Task to carry out:
Reproduce the listing below word for word, with no pictures.

Data lines:
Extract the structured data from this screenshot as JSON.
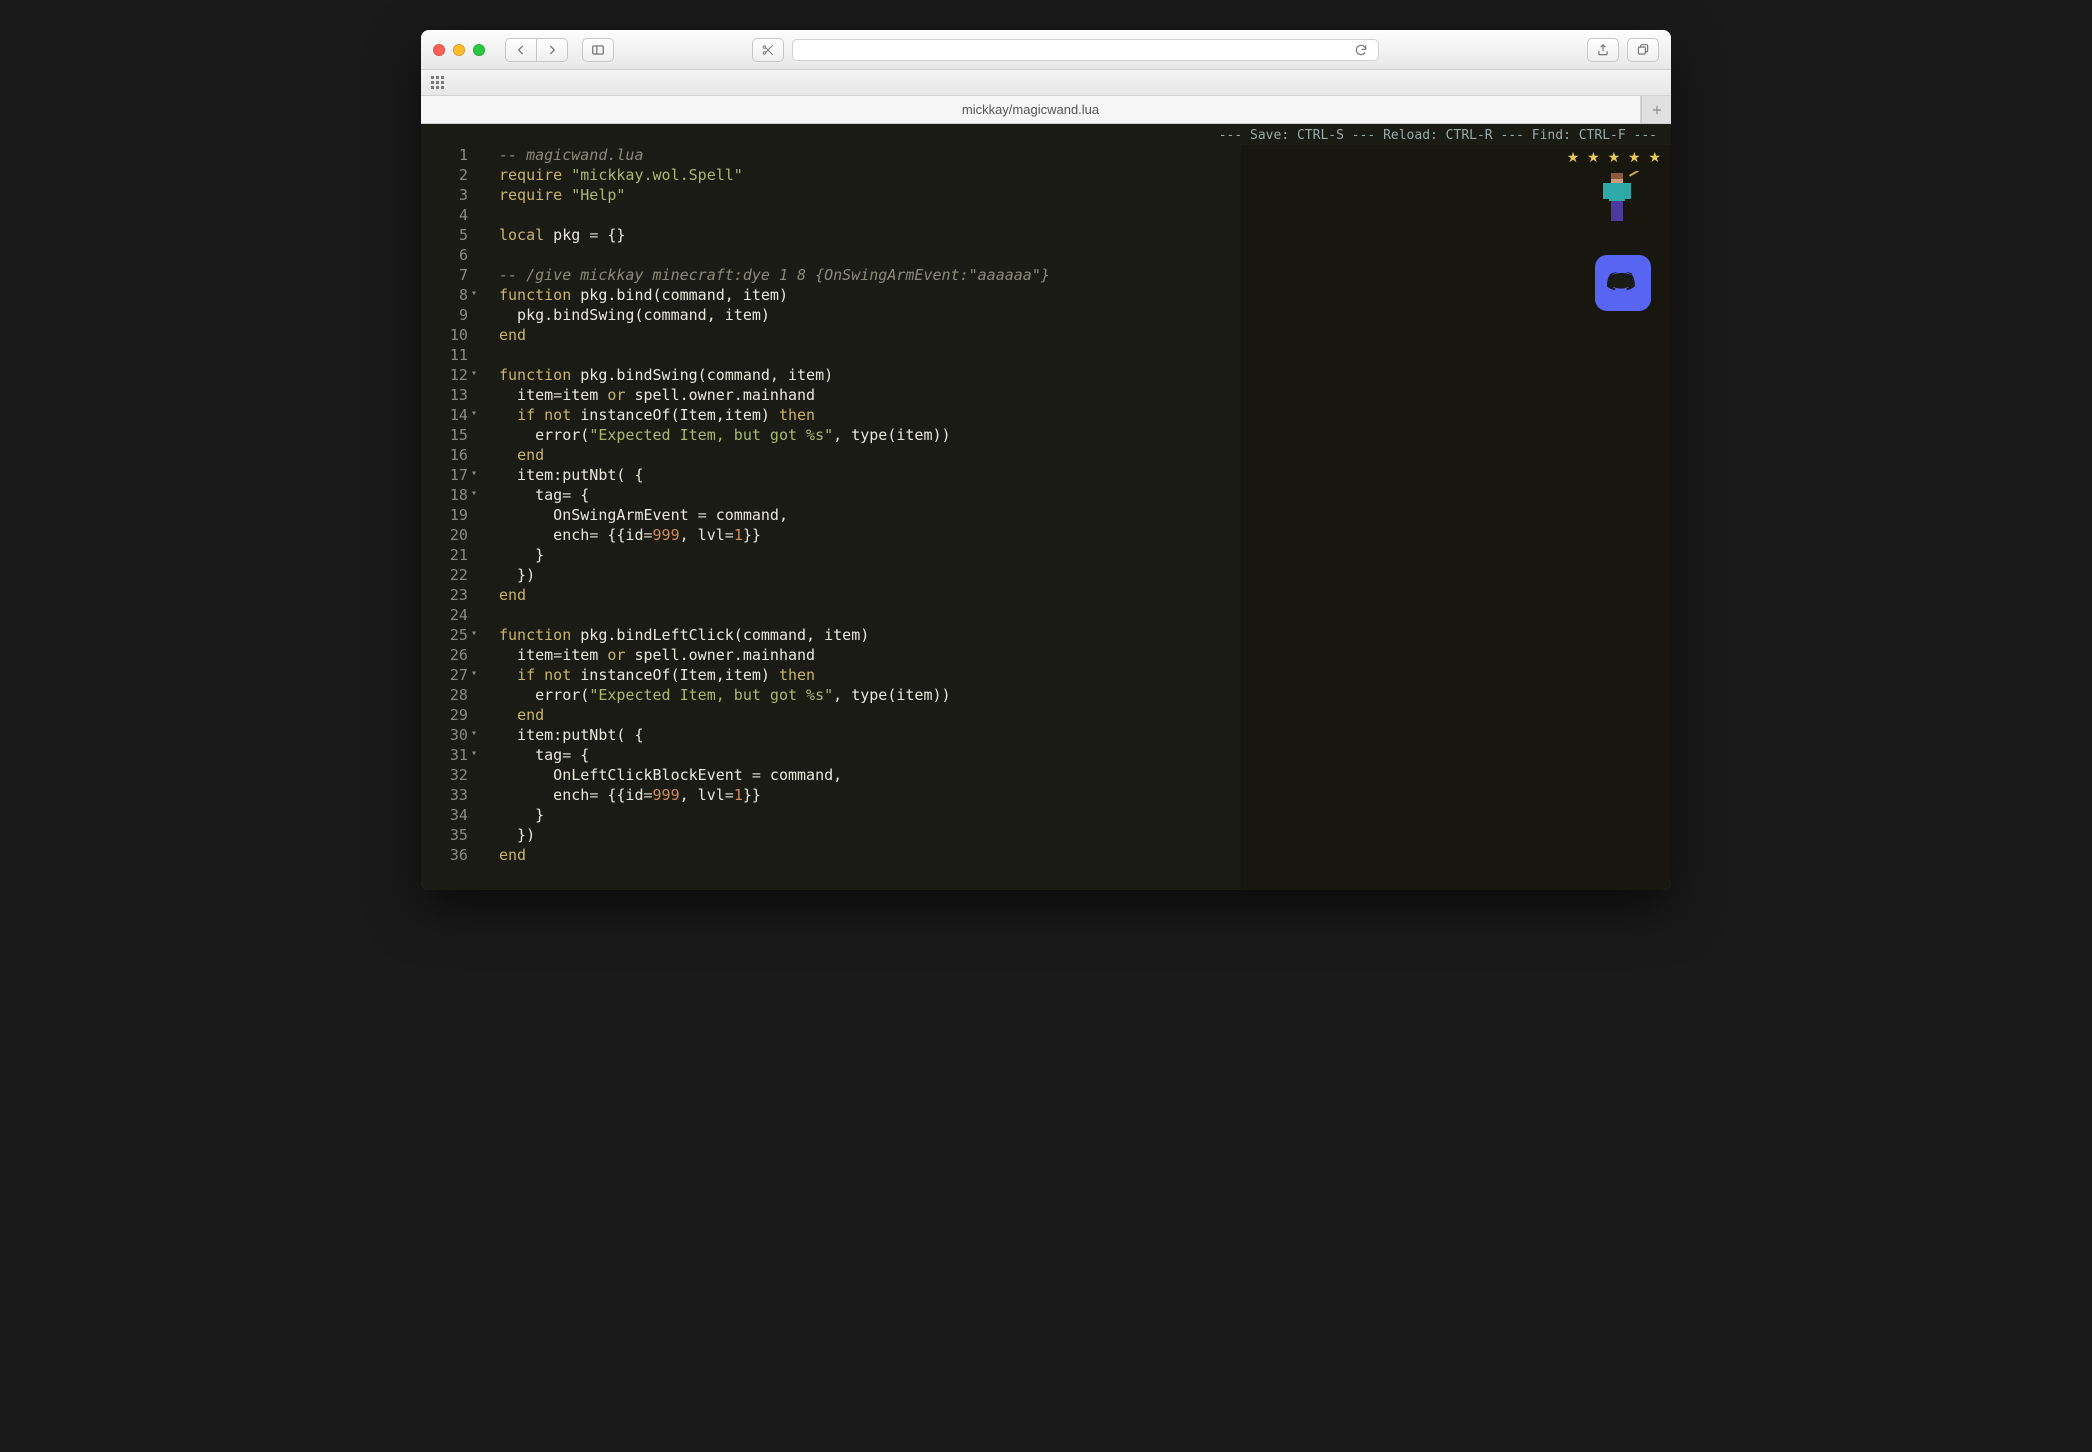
{
  "tab": {
    "title": "mickkay/magicwand.lua"
  },
  "hint": "--- Save: CTRL-S --- Reload: CTRL-R --- Find: CTRL-F ---",
  "code": {
    "lines": [
      {
        "n": 1,
        "fold": false,
        "tokens": [
          [
            "cm",
            "-- magicwand.lua"
          ]
        ]
      },
      {
        "n": 2,
        "fold": false,
        "tokens": [
          [
            "kw",
            "require"
          ],
          [
            "pn",
            " "
          ],
          [
            "str",
            "\"mickkay.wol.Spell\""
          ]
        ]
      },
      {
        "n": 3,
        "fold": false,
        "tokens": [
          [
            "kw",
            "require"
          ],
          [
            "pn",
            " "
          ],
          [
            "str",
            "\"Help\""
          ]
        ]
      },
      {
        "n": 4,
        "fold": false,
        "tokens": []
      },
      {
        "n": 5,
        "fold": false,
        "tokens": [
          [
            "kw",
            "local"
          ],
          [
            "pn",
            " pkg "
          ],
          [
            "op",
            "="
          ],
          [
            "pn",
            " {}"
          ]
        ]
      },
      {
        "n": 6,
        "fold": false,
        "tokens": []
      },
      {
        "n": 7,
        "fold": false,
        "tokens": [
          [
            "cm",
            "-- /give mickkay minecraft:dye 1 8 {OnSwingArmEvent:\"aaaaaa\"}"
          ]
        ]
      },
      {
        "n": 8,
        "fold": true,
        "tokens": [
          [
            "kw",
            "function"
          ],
          [
            "pn",
            " pkg.bind(command, item)"
          ]
        ]
      },
      {
        "n": 9,
        "fold": false,
        "tokens": [
          [
            "pn",
            "  pkg.bindSwing(command, item)"
          ]
        ]
      },
      {
        "n": 10,
        "fold": false,
        "tokens": [
          [
            "kw",
            "end"
          ]
        ]
      },
      {
        "n": 11,
        "fold": false,
        "tokens": []
      },
      {
        "n": 12,
        "fold": true,
        "tokens": [
          [
            "kw",
            "function"
          ],
          [
            "pn",
            " pkg.bindSwing(command, item)"
          ]
        ]
      },
      {
        "n": 13,
        "fold": false,
        "tokens": [
          [
            "pn",
            "  item"
          ],
          [
            "op",
            "="
          ],
          [
            "pn",
            "item "
          ],
          [
            "kw",
            "or"
          ],
          [
            "pn",
            " spell.owner.mainhand"
          ]
        ]
      },
      {
        "n": 14,
        "fold": true,
        "tokens": [
          [
            "pn",
            "  "
          ],
          [
            "kw",
            "if"
          ],
          [
            "pn",
            " "
          ],
          [
            "kw",
            "not"
          ],
          [
            "pn",
            " instanceOf(Item,item) "
          ],
          [
            "kw",
            "then"
          ]
        ]
      },
      {
        "n": 15,
        "fold": false,
        "tokens": [
          [
            "pn",
            "    error("
          ],
          [
            "str",
            "\"Expected Item, but got %s\""
          ],
          [
            "pn",
            ", type(item))"
          ]
        ]
      },
      {
        "n": 16,
        "fold": false,
        "tokens": [
          [
            "pn",
            "  "
          ],
          [
            "kw",
            "end"
          ]
        ]
      },
      {
        "n": 17,
        "fold": true,
        "tokens": [
          [
            "pn",
            "  item:putNbt( {"
          ]
        ]
      },
      {
        "n": 18,
        "fold": true,
        "tokens": [
          [
            "pn",
            "    tag"
          ],
          [
            "op",
            "="
          ],
          [
            "pn",
            " {"
          ]
        ]
      },
      {
        "n": 19,
        "fold": false,
        "tokens": [
          [
            "pn",
            "      OnSwingArmEvent "
          ],
          [
            "op",
            "="
          ],
          [
            "pn",
            " command,"
          ]
        ]
      },
      {
        "n": 20,
        "fold": false,
        "tokens": [
          [
            "pn",
            "      ench"
          ],
          [
            "op",
            "="
          ],
          [
            "pn",
            " {{id"
          ],
          [
            "op",
            "="
          ],
          [
            "num",
            "999"
          ],
          [
            "pn",
            ", lvl"
          ],
          [
            "op",
            "="
          ],
          [
            "num",
            "1"
          ],
          [
            "pn",
            "}}"
          ]
        ]
      },
      {
        "n": 21,
        "fold": false,
        "tokens": [
          [
            "pn",
            "    }"
          ]
        ]
      },
      {
        "n": 22,
        "fold": false,
        "tokens": [
          [
            "pn",
            "  })"
          ]
        ]
      },
      {
        "n": 23,
        "fold": false,
        "tokens": [
          [
            "kw",
            "end"
          ]
        ]
      },
      {
        "n": 24,
        "fold": false,
        "tokens": []
      },
      {
        "n": 25,
        "fold": true,
        "tokens": [
          [
            "kw",
            "function"
          ],
          [
            "pn",
            " pkg.bindLeftClick(command, item)"
          ]
        ]
      },
      {
        "n": 26,
        "fold": false,
        "tokens": [
          [
            "pn",
            "  item"
          ],
          [
            "op",
            "="
          ],
          [
            "pn",
            "item "
          ],
          [
            "kw",
            "or"
          ],
          [
            "pn",
            " spell.owner.mainhand"
          ]
        ]
      },
      {
        "n": 27,
        "fold": true,
        "tokens": [
          [
            "pn",
            "  "
          ],
          [
            "kw",
            "if"
          ],
          [
            "pn",
            " "
          ],
          [
            "kw",
            "not"
          ],
          [
            "pn",
            " instanceOf(Item,item) "
          ],
          [
            "kw",
            "then"
          ]
        ]
      },
      {
        "n": 28,
        "fold": false,
        "tokens": [
          [
            "pn",
            "    error("
          ],
          [
            "str",
            "\"Expected Item, but got %s\""
          ],
          [
            "pn",
            ", type(item))"
          ]
        ]
      },
      {
        "n": 29,
        "fold": false,
        "tokens": [
          [
            "pn",
            "  "
          ],
          [
            "kw",
            "end"
          ]
        ]
      },
      {
        "n": 30,
        "fold": true,
        "tokens": [
          [
            "pn",
            "  item:putNbt( {"
          ]
        ]
      },
      {
        "n": 31,
        "fold": true,
        "tokens": [
          [
            "pn",
            "    tag"
          ],
          [
            "op",
            "="
          ],
          [
            "pn",
            " {"
          ]
        ]
      },
      {
        "n": 32,
        "fold": false,
        "tokens": [
          [
            "pn",
            "      OnLeftClickBlockEvent "
          ],
          [
            "op",
            "="
          ],
          [
            "pn",
            " command,"
          ]
        ]
      },
      {
        "n": 33,
        "fold": false,
        "tokens": [
          [
            "pn",
            "      ench"
          ],
          [
            "op",
            "="
          ],
          [
            "pn",
            " {{id"
          ],
          [
            "op",
            "="
          ],
          [
            "num",
            "999"
          ],
          [
            "pn",
            ", lvl"
          ],
          [
            "op",
            "="
          ],
          [
            "num",
            "1"
          ],
          [
            "pn",
            "}}"
          ]
        ]
      },
      {
        "n": 34,
        "fold": false,
        "tokens": [
          [
            "pn",
            "    }"
          ]
        ]
      },
      {
        "n": 35,
        "fold": false,
        "tokens": [
          [
            "pn",
            "  })"
          ]
        ]
      },
      {
        "n": 36,
        "fold": false,
        "tokens": [
          [
            "kw",
            "end"
          ]
        ]
      }
    ]
  }
}
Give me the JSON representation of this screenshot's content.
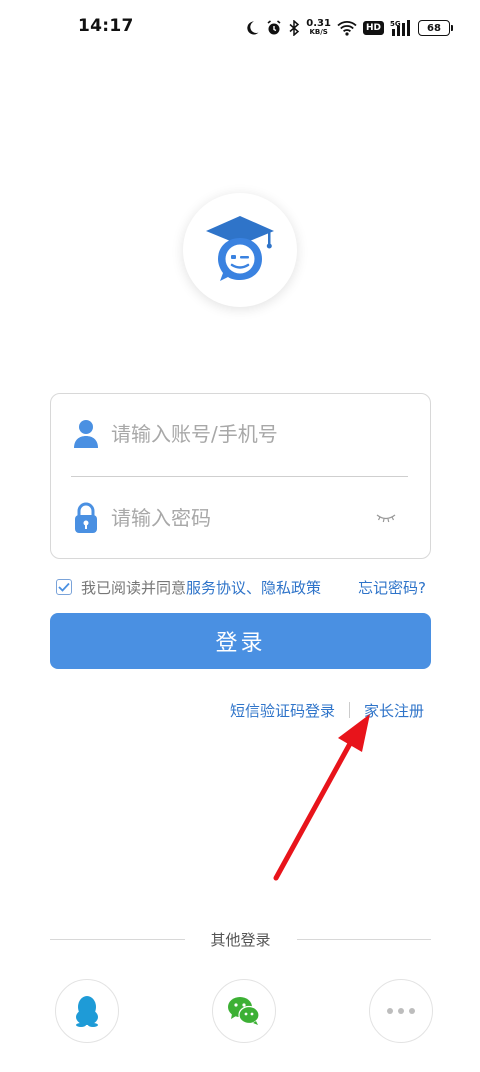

Completed task:
Extract the structured data from this screenshot as JSON.
{
  "tab": {
    "title": "mickkay/magicwand.lua"
  },
  "hint": "--- Save: CTRL-S --- Reload: CTRL-R --- Find: CTRL-F ---",
  "code": {
    "lines": [
      {
        "n": 1,
        "fold": false,
        "tokens": [
          [
            "cm",
            "-- magicwand.lua"
          ]
        ]
      },
      {
        "n": 2,
        "fold": false,
        "tokens": [
          [
            "kw",
            "require"
          ],
          [
            "pn",
            " "
          ],
          [
            "str",
            "\"mickkay.wol.Spell\""
          ]
        ]
      },
      {
        "n": 3,
        "fold": false,
        "tokens": [
          [
            "kw",
            "require"
          ],
          [
            "pn",
            " "
          ],
          [
            "str",
            "\"Help\""
          ]
        ]
      },
      {
        "n": 4,
        "fold": false,
        "tokens": []
      },
      {
        "n": 5,
        "fold": false,
        "tokens": [
          [
            "kw",
            "local"
          ],
          [
            "pn",
            " pkg "
          ],
          [
            "op",
            "="
          ],
          [
            "pn",
            " {}"
          ]
        ]
      },
      {
        "n": 6,
        "fold": false,
        "tokens": []
      },
      {
        "n": 7,
        "fold": false,
        "tokens": [
          [
            "cm",
            "-- /give mickkay minecraft:dye 1 8 {OnSwingArmEvent:\"aaaaaa\"}"
          ]
        ]
      },
      {
        "n": 8,
        "fold": true,
        "tokens": [
          [
            "kw",
            "function"
          ],
          [
            "pn",
            " pkg.bind(command, item)"
          ]
        ]
      },
      {
        "n": 9,
        "fold": false,
        "tokens": [
          [
            "pn",
            "  pkg.bindSwing(command, item)"
          ]
        ]
      },
      {
        "n": 10,
        "fold": false,
        "tokens": [
          [
            "kw",
            "end"
          ]
        ]
      },
      {
        "n": 11,
        "fold": false,
        "tokens": []
      },
      {
        "n": 12,
        "fold": true,
        "tokens": [
          [
            "kw",
            "function"
          ],
          [
            "pn",
            " pkg.bindSwing(command, item)"
          ]
        ]
      },
      {
        "n": 13,
        "fold": false,
        "tokens": [
          [
            "pn",
            "  item"
          ],
          [
            "op",
            "="
          ],
          [
            "pn",
            "item "
          ],
          [
            "kw",
            "or"
          ],
          [
            "pn",
            " spell.owner.mainhand"
          ]
        ]
      },
      {
        "n": 14,
        "fold": true,
        "tokens": [
          [
            "pn",
            "  "
          ],
          [
            "kw",
            "if"
          ],
          [
            "pn",
            " "
          ],
          [
            "kw",
            "not"
          ],
          [
            "pn",
            " instanceOf(Item,item) "
          ],
          [
            "kw",
            "then"
          ]
        ]
      },
      {
        "n": 15,
        "fold": false,
        "tokens": [
          [
            "pn",
            "    error("
          ],
          [
            "str",
            "\"Expected Item, but got %s\""
          ],
          [
            "pn",
            ", type(item))"
          ]
        ]
      },
      {
        "n": 16,
        "fold": false,
        "tokens": [
          [
            "pn",
            "  "
          ],
          [
            "kw",
            "end"
          ]
        ]
      },
      {
        "n": 17,
        "fold": true,
        "tokens": [
          [
            "pn",
            "  item:putNbt( {"
          ]
        ]
      },
      {
        "n": 18,
        "fold": true,
        "tokens": [
          [
            "pn",
            "    tag"
          ],
          [
            "op",
            "="
          ],
          [
            "pn",
            " {"
          ]
        ]
      },
      {
        "n": 19,
        "fold": false,
        "tokens": [
          [
            "pn",
            "      OnSwingArmEvent "
          ],
          [
            "op",
            "="
          ],
          [
            "pn",
            " command,"
          ]
        ]
      },
      {
        "n": 20,
        "fold": false,
        "tokens": [
          [
            "pn",
            "      ench"
          ],
          [
            "op",
            "="
          ],
          [
            "pn",
            " {{id"
          ],
          [
            "op",
            "="
          ],
          [
            "num",
            "999"
          ],
          [
            "pn",
            ", lvl"
          ],
          [
            "op",
            "="
          ],
          [
            "num",
            "1"
          ],
          [
            "pn",
            "}}"
          ]
        ]
      },
      {
        "n": 21,
        "fold": false,
        "tokens": [
          [
            "pn",
            "    }"
          ]
        ]
      },
      {
        "n": 22,
        "fold": false,
        "tokens": [
          [
            "pn",
            "  })"
          ]
        ]
      },
      {
        "n": 23,
        "fold": false,
        "tokens": [
          [
            "kw",
            "end"
          ]
        ]
      },
      {
        "n": 24,
        "fold": false,
        "tokens": []
      },
      {
        "n": 25,
        "fold": true,
        "tokens": [
          [
            "kw",
            "function"
          ],
          [
            "pn",
            " pkg.bindLeftClick(command, item)"
          ]
        ]
      },
      {
        "n": 26,
        "fold": false,
        "tokens": [
          [
            "pn",
            "  item"
          ],
          [
            "op",
            "="
          ],
          [
            "pn",
            "item "
          ],
          [
            "kw",
            "or"
          ],
          [
            "pn",
            " spell.owner.mainhand"
          ]
        ]
      },
      {
        "n": 27,
        "fold": true,
        "tokens": [
          [
            "pn",
            "  "
          ],
          [
            "kw",
            "if"
          ],
          [
            "pn",
            " "
          ],
          [
            "kw",
            "not"
          ],
          [
            "pn",
            " instanceOf(Item,item) "
          ],
          [
            "kw",
            "then"
          ]
        ]
      },
      {
        "n": 28,
        "fold": false,
        "tokens": [
          [
            "pn",
            "    error("
          ],
          [
            "str",
            "\"Expected Item, but got %s\""
          ],
          [
            "pn",
            ", type(item))"
          ]
        ]
      },
      {
        "n": 29,
        "fold": false,
        "tokens": [
          [
            "pn",
            "  "
          ],
          [
            "kw",
            "end"
          ]
        ]
      },
      {
        "n": 30,
        "fold": true,
        "tokens": [
          [
            "pn",
            "  item:putNbt( {"
          ]
        ]
      },
      {
        "n": 31,
        "fold": true,
        "tokens": [
          [
            "pn",
            "    tag"
          ],
          [
            "op",
            "="
          ],
          [
            "pn",
            " {"
          ]
        ]
      },
      {
        "n": 32,
        "fold": false,
        "tokens": [
          [
            "pn",
            "      OnLeftClickBlockEvent "
          ],
          [
            "op",
            "="
          ],
          [
            "pn",
            " command,"
          ]
        ]
      },
      {
        "n": 33,
        "fold": false,
        "tokens": [
          [
            "pn",
            "      ench"
          ],
          [
            "op",
            "="
          ],
          [
            "pn",
            " {{id"
          ],
          [
            "op",
            "="
          ],
          [
            "num",
            "999"
          ],
          [
            "pn",
            ", lvl"
          ],
          [
            "op",
            "="
          ],
          [
            "num",
            "1"
          ],
          [
            "pn",
            "}}"
          ]
        ]
      },
      {
        "n": 34,
        "fold": false,
        "tokens": [
          [
            "pn",
            "    }"
          ]
        ]
      },
      {
        "n": 35,
        "fold": false,
        "tokens": [
          [
            "pn",
            "  })"
          ]
        ]
      },
      {
        "n": 36,
        "fold": false,
        "tokens": [
          [
            "kw",
            "end"
          ]
        ]
      }
    ]
  }
}
Give me the JSON representation of this screenshot's content.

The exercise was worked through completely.